Brief: Retype the complete listing exactly as it appears.

Dataset rows about figures

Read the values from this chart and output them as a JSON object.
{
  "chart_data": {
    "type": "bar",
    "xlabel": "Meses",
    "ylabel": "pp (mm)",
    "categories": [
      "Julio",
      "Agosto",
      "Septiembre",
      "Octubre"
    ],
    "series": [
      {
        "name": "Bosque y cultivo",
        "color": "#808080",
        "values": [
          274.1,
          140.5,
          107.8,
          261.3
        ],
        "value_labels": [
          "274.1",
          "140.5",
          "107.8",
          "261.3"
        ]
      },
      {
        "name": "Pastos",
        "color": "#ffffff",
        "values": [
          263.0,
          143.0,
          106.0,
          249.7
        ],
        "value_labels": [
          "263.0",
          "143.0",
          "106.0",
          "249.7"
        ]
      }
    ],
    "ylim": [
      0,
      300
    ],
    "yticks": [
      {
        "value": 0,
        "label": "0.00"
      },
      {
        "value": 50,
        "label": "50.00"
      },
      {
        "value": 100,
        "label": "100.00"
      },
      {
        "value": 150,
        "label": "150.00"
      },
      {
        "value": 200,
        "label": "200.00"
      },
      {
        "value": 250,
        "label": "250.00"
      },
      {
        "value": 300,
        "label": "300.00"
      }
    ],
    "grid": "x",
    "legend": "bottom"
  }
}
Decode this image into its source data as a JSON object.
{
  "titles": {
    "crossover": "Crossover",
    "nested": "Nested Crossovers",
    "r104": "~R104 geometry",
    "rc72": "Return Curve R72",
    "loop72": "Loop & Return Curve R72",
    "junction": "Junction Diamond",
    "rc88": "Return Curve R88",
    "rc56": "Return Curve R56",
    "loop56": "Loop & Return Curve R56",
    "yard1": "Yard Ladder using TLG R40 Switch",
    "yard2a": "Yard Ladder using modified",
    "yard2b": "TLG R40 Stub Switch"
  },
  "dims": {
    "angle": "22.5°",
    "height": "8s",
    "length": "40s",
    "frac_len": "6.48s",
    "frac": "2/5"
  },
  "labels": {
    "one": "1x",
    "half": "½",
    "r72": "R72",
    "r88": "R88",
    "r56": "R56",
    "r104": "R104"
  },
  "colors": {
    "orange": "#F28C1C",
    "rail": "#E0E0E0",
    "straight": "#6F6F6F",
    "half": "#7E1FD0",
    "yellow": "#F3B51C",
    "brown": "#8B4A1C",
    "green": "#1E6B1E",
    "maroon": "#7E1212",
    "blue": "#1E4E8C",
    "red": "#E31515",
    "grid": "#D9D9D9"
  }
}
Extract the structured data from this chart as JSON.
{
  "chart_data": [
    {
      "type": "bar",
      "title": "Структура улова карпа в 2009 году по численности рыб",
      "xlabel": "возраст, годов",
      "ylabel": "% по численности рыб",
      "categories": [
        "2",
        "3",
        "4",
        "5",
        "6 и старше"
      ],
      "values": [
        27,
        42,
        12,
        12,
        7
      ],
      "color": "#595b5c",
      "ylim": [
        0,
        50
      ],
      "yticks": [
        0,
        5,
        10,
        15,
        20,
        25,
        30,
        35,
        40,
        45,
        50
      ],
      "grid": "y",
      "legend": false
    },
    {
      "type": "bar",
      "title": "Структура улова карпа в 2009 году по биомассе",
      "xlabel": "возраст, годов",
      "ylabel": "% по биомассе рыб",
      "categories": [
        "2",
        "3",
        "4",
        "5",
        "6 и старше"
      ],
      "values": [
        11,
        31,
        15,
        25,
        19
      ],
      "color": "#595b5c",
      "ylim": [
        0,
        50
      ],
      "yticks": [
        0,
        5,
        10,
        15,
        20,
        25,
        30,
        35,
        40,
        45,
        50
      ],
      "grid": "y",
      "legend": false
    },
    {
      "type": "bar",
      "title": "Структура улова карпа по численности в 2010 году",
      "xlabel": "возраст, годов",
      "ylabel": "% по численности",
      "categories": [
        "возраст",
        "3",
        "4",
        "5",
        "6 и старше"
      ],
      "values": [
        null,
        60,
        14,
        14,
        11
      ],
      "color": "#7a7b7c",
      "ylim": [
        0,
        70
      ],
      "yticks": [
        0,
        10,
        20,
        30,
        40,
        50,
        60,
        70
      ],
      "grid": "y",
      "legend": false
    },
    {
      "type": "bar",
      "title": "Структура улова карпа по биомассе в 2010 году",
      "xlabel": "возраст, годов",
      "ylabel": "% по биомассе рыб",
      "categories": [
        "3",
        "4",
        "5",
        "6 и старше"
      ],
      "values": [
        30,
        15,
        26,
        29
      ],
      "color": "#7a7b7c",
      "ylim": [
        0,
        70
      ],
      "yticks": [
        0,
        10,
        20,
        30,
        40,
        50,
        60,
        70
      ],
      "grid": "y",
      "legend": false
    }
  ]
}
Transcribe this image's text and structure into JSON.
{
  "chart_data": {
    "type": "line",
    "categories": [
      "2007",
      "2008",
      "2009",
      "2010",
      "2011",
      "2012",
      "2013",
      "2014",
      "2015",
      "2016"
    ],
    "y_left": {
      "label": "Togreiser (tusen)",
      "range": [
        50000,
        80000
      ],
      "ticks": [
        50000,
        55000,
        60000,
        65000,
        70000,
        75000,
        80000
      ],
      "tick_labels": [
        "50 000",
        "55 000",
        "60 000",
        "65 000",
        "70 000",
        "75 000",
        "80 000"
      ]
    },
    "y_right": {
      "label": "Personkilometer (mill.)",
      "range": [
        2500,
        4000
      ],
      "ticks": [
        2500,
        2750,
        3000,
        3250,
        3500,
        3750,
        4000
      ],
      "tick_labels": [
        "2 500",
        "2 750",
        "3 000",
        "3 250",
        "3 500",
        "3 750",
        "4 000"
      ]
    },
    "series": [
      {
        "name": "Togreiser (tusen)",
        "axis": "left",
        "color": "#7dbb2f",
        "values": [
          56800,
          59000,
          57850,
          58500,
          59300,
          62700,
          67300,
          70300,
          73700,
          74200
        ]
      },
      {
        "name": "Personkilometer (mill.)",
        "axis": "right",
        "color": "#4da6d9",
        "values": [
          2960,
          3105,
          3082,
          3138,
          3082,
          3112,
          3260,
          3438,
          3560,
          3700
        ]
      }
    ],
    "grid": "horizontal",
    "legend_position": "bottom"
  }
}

Result of the exercise:
Read the values from this chart and output them as a JSON object.
{
  "chart_data": {
    "type": "bar",
    "xlabel": "Meses",
    "ylabel": "pp (mm)",
    "categories": [
      "Julio",
      "Agosto",
      "Septiembre",
      "Octubre"
    ],
    "series": [
      {
        "name": "Bosque y cultivo",
        "color": "#808080",
        "values": [
          274.1,
          140.5,
          107.8,
          261.3
        ],
        "value_labels": [
          "274.1",
          "140.5",
          "107.8",
          "261.3"
        ]
      },
      {
        "name": "Pastos",
        "color": "#ffffff",
        "values": [
          263.0,
          143.0,
          106.0,
          249.7
        ],
        "value_labels": [
          "263.0",
          "143.0",
          "106.0",
          "249.7"
        ]
      }
    ],
    "ylim": [
      0,
      300
    ],
    "yticks": [
      {
        "value": 0,
        "label": "0.00"
      },
      {
        "value": 50,
        "label": "50.00"
      },
      {
        "value": 100,
        "label": "100.00"
      },
      {
        "value": 150,
        "label": "150.00"
      },
      {
        "value": 200,
        "label": "200.00"
      },
      {
        "value": 250,
        "label": "250.00"
      },
      {
        "value": 300,
        "label": "300.00"
      }
    ],
    "grid": "x",
    "legend": "bottom"
  }
}
Decode this image into its source data as a JSON object.
{
  "titles": {
    "crossover": "Crossover",
    "nested": "Nested Crossovers",
    "r104": "~R104 geometry",
    "rc72": "Return Curve R72",
    "loop72": "Loop & Return Curve R72",
    "junction": "Junction Diamond",
    "rc88": "Return Curve R88",
    "rc56": "Return Curve R56",
    "loop56": "Loop & Return Curve R56",
    "yard1": "Yard Ladder using TLG R40 Switch",
    "yard2a": "Yard Ladder using modified",
    "yard2b": "TLG R40 Stub Switch"
  },
  "dims": {
    "angle": "22.5°",
    "height": "8s",
    "length": "40s",
    "frac_len": "6.48s",
    "frac": "2/5"
  },
  "labels": {
    "one": "1x",
    "half": "½",
    "r72": "R72",
    "r88": "R88",
    "r56": "R56",
    "r104": "R104"
  },
  "colors": {
    "orange": "#F28C1C",
    "rail": "#E0E0E0",
    "straight": "#6F6F6F",
    "half": "#7E1FD0",
    "yellow": "#F3B51C",
    "brown": "#8B4A1C",
    "green": "#1E6B1E",
    "maroon": "#7E1212",
    "blue": "#1E4E8C",
    "red": "#E31515",
    "grid": "#D9D9D9"
  }
}
Extract the structured data from this chart as JSON.
{
  "chart_data": [
    {
      "type": "bar",
      "title": "Структура улова карпа в 2009 году по численности рыб",
      "xlabel": "возраст, годов",
      "ylabel": "% по численности рыб",
      "categories": [
        "2",
        "3",
        "4",
        "5",
        "6 и старше"
      ],
      "values": [
        27,
        42,
        12,
        12,
        7
      ],
      "color": "#595b5c",
      "ylim": [
        0,
        50
      ],
      "yticks": [
        0,
        5,
        10,
        15,
        20,
        25,
        30,
        35,
        40,
        45,
        50
      ],
      "grid": "y",
      "legend": false
    },
    {
      "type": "bar",
      "title": "Структура улова карпа в 2009 году по биомассе",
      "xlabel": "возраст, годов",
      "ylabel": "% по биомассе рыб",
      "categories": [
        "2",
        "3",
        "4",
        "5",
        "6 и старше"
      ],
      "values": [
        11,
        31,
        15,
        25,
        19
      ],
      "color": "#595b5c",
      "ylim": [
        0,
        50
      ],
      "yticks": [
        0,
        5,
        10,
        15,
        20,
        25,
        30,
        35,
        40,
        45,
        50
      ],
      "grid": "y",
      "legend": false
    },
    {
      "type": "bar",
      "title": "Структура улова карпа по численности в 2010 году",
      "xlabel": "возраст, годов",
      "ylabel": "% по численности",
      "categories": [
        "возраст",
        "3",
        "4",
        "5",
        "6 и старше"
      ],
      "values": [
        null,
        60,
        14,
        14,
        11
      ],
      "color": "#7a7b7c",
      "ylim": [
        0,
        70
      ],
      "yticks": [
        0,
        10,
        20,
        30,
        40,
        50,
        60,
        70
      ],
      "grid": "y",
      "legend": false
    },
    {
      "type": "bar",
      "title": "Структура улова карпа по биомассе в 2010 году",
      "xlabel": "возраст, годов",
      "ylabel": "% по биомассе рыб",
      "categories": [
        "3",
        "4",
        "5",
        "6 и старше"
      ],
      "values": [
        30,
        15,
        26,
        29
      ],
      "color": "#7a7b7c",
      "ylim": [
        0,
        70
      ],
      "yticks": [
        0,
        10,
        20,
        30,
        40,
        50,
        60,
        70
      ],
      "grid": "y",
      "legend": false
    }
  ]
}
Transcribe this image's text and structure into JSON.
{
  "chart_data": {
    "type": "line",
    "categories": [
      "2007",
      "2008",
      "2009",
      "2010",
      "2011",
      "2012",
      "2013",
      "2014",
      "2015",
      "2016"
    ],
    "y_left": {
      "label": "Togreiser (tusen)",
      "range": [
        50000,
        80000
      ],
      "ticks": [
        50000,
        55000,
        60000,
        65000,
        70000,
        75000,
        80000
      ],
      "tick_labels": [
        "50 000",
        "55 000",
        "60 000",
        "65 000",
        "70 000",
        "75 000",
        "80 000"
      ]
    },
    "y_right": {
      "label": "Personkilometer (mill.)",
      "range": [
        2500,
        4000
      ],
      "ticks": [
        2500,
        2750,
        3000,
        3250,
        3500,
        3750,
        4000
      ],
      "tick_labels": [
        "2 500",
        "2 750",
        "3 000",
        "3 250",
        "3 500",
        "3 750",
        "4 000"
      ]
    },
    "series": [
      {
        "name": "Togreiser (tusen)",
        "axis": "left",
        "color": "#7dbb2f",
        "values": [
          56800,
          59000,
          57850,
          58500,
          59300,
          62700,
          67300,
          70300,
          73700,
          74200
        ]
      },
      {
        "name": "Personkilometer (mill.)",
        "axis": "right",
        "color": "#4da6d9",
        "values": [
          2960,
          3105,
          3082,
          3138,
          3082,
          3112,
          3260,
          3438,
          3560,
          3700
        ]
      }
    ],
    "grid": "horizontal",
    "legend_position": "bottom"
  }
}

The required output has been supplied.